*** DATA FOR THIS EXERCISE ***

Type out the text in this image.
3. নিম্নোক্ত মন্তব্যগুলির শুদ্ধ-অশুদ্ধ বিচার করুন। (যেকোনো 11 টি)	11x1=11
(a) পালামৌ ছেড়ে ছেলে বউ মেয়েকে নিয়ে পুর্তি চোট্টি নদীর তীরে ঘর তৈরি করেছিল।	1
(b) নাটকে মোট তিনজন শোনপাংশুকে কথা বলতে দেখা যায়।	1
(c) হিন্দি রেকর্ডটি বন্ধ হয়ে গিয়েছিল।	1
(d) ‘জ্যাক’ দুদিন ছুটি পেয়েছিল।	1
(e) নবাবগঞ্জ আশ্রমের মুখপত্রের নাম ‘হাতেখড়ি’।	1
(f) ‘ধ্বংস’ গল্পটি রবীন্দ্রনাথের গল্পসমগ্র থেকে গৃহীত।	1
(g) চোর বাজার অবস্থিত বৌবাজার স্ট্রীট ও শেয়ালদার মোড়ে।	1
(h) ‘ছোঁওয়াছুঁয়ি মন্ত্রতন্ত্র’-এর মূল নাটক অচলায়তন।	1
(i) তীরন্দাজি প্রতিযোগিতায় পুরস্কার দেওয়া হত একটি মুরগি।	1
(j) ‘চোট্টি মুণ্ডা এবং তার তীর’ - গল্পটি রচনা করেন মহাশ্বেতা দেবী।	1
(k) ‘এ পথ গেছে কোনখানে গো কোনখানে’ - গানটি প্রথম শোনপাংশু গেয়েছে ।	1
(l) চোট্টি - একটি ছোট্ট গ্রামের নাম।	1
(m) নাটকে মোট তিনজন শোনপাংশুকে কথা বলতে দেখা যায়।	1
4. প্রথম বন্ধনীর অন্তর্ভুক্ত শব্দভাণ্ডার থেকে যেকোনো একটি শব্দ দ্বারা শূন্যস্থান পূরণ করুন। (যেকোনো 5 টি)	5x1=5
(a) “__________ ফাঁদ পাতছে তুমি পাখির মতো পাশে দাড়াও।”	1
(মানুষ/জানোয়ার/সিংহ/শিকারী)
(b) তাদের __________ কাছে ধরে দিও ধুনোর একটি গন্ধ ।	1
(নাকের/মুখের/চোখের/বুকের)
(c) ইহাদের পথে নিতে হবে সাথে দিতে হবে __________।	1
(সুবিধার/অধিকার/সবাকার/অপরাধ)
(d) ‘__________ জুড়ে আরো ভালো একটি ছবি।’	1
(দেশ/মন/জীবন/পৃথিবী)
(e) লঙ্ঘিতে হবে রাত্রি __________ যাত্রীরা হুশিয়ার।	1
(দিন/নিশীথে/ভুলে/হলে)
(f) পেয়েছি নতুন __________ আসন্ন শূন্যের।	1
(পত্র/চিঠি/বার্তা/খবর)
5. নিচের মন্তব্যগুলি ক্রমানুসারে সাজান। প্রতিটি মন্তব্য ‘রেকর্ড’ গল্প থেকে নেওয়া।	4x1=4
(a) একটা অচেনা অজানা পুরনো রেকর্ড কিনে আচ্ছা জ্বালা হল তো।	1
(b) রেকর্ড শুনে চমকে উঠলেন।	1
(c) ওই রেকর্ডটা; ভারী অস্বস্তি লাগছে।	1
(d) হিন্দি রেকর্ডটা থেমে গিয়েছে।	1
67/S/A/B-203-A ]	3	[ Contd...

***

■ WRITTEN INSTRUCTION:
Return what is listed above, exactly and completely.

■ WRITTEN ANSWER:
Type out the text in this image.
3. নিম্নোক্ত মন্তব্যগুলির শুদ্ধ-অশুদ্ধ বিচার করুন। (যেকোনো 11 টি)	11x1=11
(a) পালামৌ ছেড়ে ছেলে বউ মেয়েকে নিয়ে পুর্তি চোট্টি নদীর তীরে ঘর তৈরি করেছিল।	1
(b) নাটকে মোট তিনজন শোনপাংশুকে কথা বলতে দেখা যায়।	1
(c) হিন্দি রেকর্ডটি বন্ধ হয়ে গিয়েছিল।	1
(d) ‘জ্যাক’ দুদিন ছুটি পেয়েছিল।	1
(e) নবাবগঞ্জ আশ্রমের মুখপত্রের নাম ‘হাতেখড়ি’।	1
(f) ‘ধ্বংস’ গল্পটি রবীন্দ্রনাথের গল্পসমগ্র থেকে গৃহীত।	1
(g) চোর বাজার অবস্থিত বৌবাজার স্ট্রীট ও শেয়ালদার মোড়ে।	1
(h) ‘ছোঁওয়াছুঁয়ি মন্ত্রতন্ত্র’-এর মূল নাটক অচলায়তন।	1
(i) তীরন্দাজি প্রতিযোগিতায় পুরস্কার দেওয়া হত একটি মুরগি।	1
(j) ‘চোট্টি মুণ্ডা এবং তার তীর’ - গল্পটি রচনা করেন মহাশ্বেতা দেবী।	1
(k) ‘এ পথ গেছে কোনখানে গো কোনখানে’ - গানটি প্রথম শোনপাংশু গেয়েছে ।	1
(l) চোট্টি - একটি ছোট্ট গ্রামের নাম।	1
(m) নাটকে মোট তিনজন শোনপাংশুকে কথা বলতে দেখা যায়।	1
4. প্রথম বন্ধনীর অন্তর্ভুক্ত শব্দভাণ্ডার থেকে যেকোনো একটি শব্দ দ্বারা শূন্যস্থান পূরণ করুন। (যেকোনো 5 টি)	5x1=5
(a) “__________ ফাঁদ পাতছে তুমি পাখির মতো পাশে দাড়াও।”	1
(মানুষ/জানোয়ার/সিংহ/শিকারী)
(b) তাদের __________ কাছে ধরে দিও ধুনোর একটি গন্ধ ।	1
(নাকের/মুখের/চোখের/বুকের)
(c) ইহাদের পথে নিতে হবে সাথে দিতে হবে __________।	1
(সুবিধার/অধিকার/সবাকার/অপরাধ)
(d) ‘__________ জুড়ে আরো ভালো একটি ছবি।’	1
(দেশ/মন/জীবন/পৃথিবী)
(e) লঙ্ঘিতে হবে রাত্রি __________ যাত্রীরা হুশিয়ার।	1
(দিন/নিশীথে/ভুলে/হলে)
(f) পেয়েছি নতুন __________ আসন্ন শূন্যের।	1
(পত্র/চিঠি/বার্তা/খবর)
5. নিচের মন্তব্যগুলি ক্রমানুসারে সাজান। প্রতিটি মন্তব্য ‘রেকর্ড’ গল্প থেকে নেওয়া।	4x1=4
(a) একটা অচেনা অজানা পুরনো রেকর্ড কিনে আচ্ছা জ্বালা হল তো।	1
(b) রেকর্ড শুনে চমকে উঠলেন।	1
(c) ওই রেকর্ডটা; ভারী অস্বস্তি লাগছে।	1
(d) হিন্দি রেকর্ডটা থেমে গিয়েছে।	1
67/S/A/B-203-A ]	3	[ Contd...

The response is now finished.